## Work required
Read the listing and extract each line that includes the word "Exec".

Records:
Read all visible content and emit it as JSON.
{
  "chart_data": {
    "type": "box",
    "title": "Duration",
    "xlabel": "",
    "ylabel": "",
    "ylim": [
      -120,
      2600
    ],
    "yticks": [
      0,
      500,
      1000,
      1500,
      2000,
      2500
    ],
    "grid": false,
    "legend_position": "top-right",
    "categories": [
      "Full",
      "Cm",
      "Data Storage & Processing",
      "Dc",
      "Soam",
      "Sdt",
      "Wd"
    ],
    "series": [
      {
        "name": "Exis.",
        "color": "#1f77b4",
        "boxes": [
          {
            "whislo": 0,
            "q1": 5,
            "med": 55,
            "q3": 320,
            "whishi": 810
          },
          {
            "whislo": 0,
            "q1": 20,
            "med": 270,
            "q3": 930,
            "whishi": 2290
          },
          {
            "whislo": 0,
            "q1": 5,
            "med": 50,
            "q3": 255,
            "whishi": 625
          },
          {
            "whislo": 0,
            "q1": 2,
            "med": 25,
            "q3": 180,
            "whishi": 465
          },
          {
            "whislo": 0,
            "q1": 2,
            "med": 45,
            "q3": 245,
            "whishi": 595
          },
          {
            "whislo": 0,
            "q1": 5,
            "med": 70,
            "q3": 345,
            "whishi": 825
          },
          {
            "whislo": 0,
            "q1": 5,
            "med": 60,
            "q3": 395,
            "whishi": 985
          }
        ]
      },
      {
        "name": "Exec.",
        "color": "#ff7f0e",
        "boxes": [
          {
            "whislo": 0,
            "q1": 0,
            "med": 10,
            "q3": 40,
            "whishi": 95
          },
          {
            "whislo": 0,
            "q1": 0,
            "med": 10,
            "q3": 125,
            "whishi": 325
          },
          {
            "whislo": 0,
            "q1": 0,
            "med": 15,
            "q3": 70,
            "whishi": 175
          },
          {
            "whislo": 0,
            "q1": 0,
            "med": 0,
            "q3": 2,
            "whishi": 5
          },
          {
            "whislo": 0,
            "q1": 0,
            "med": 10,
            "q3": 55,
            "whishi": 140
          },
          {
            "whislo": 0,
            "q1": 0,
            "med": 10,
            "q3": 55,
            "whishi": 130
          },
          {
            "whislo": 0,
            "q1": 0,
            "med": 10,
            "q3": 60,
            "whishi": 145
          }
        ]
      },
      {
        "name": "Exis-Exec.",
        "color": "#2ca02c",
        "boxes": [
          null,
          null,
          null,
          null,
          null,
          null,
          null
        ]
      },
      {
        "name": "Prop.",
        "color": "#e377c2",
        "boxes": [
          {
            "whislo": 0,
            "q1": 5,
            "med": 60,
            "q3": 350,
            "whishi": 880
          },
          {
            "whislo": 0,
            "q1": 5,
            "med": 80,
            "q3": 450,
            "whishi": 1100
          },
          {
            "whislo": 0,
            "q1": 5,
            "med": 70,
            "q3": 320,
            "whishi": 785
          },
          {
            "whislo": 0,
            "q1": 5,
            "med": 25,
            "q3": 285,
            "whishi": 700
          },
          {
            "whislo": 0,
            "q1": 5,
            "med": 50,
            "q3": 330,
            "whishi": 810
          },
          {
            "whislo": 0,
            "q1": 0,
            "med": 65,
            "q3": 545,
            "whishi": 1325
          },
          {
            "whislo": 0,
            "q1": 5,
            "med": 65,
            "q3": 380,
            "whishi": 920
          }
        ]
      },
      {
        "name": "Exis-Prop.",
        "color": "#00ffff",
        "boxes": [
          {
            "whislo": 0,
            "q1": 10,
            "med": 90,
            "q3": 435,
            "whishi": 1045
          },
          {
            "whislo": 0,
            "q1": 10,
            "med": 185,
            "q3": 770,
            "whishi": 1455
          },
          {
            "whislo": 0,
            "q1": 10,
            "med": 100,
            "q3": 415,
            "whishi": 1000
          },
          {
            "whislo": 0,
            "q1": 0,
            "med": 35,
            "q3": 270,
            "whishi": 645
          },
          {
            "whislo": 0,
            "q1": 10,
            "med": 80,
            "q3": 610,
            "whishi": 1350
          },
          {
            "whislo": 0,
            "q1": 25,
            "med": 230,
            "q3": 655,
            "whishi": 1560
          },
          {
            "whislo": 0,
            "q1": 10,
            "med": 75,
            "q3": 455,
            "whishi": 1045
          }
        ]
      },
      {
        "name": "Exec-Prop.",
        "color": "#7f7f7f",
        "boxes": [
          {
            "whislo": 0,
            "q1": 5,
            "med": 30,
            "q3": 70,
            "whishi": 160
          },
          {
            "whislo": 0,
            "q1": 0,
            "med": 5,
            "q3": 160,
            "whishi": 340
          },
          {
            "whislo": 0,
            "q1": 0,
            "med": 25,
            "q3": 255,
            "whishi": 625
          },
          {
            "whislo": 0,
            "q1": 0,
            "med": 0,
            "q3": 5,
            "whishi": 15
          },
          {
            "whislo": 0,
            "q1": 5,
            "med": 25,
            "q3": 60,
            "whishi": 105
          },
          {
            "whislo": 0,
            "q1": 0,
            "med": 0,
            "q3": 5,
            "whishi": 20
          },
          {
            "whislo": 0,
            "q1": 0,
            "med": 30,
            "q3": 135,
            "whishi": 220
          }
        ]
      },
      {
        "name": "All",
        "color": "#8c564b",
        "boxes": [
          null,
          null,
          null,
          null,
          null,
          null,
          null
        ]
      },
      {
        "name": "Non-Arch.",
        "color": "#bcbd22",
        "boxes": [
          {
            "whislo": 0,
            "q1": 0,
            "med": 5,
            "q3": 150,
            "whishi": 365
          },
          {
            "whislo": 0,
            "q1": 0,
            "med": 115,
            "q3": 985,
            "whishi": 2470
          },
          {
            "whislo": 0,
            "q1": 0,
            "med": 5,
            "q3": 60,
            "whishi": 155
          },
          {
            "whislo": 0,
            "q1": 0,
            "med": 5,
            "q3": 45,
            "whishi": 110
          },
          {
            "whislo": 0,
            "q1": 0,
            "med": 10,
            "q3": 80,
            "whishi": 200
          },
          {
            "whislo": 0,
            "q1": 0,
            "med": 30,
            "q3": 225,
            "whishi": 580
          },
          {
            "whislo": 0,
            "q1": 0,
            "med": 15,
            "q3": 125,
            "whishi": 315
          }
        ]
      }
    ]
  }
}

## Output of the task
        "name": "Exec.",
        "name": "Exis-Exec.",
        "name": "Exec-Prop.",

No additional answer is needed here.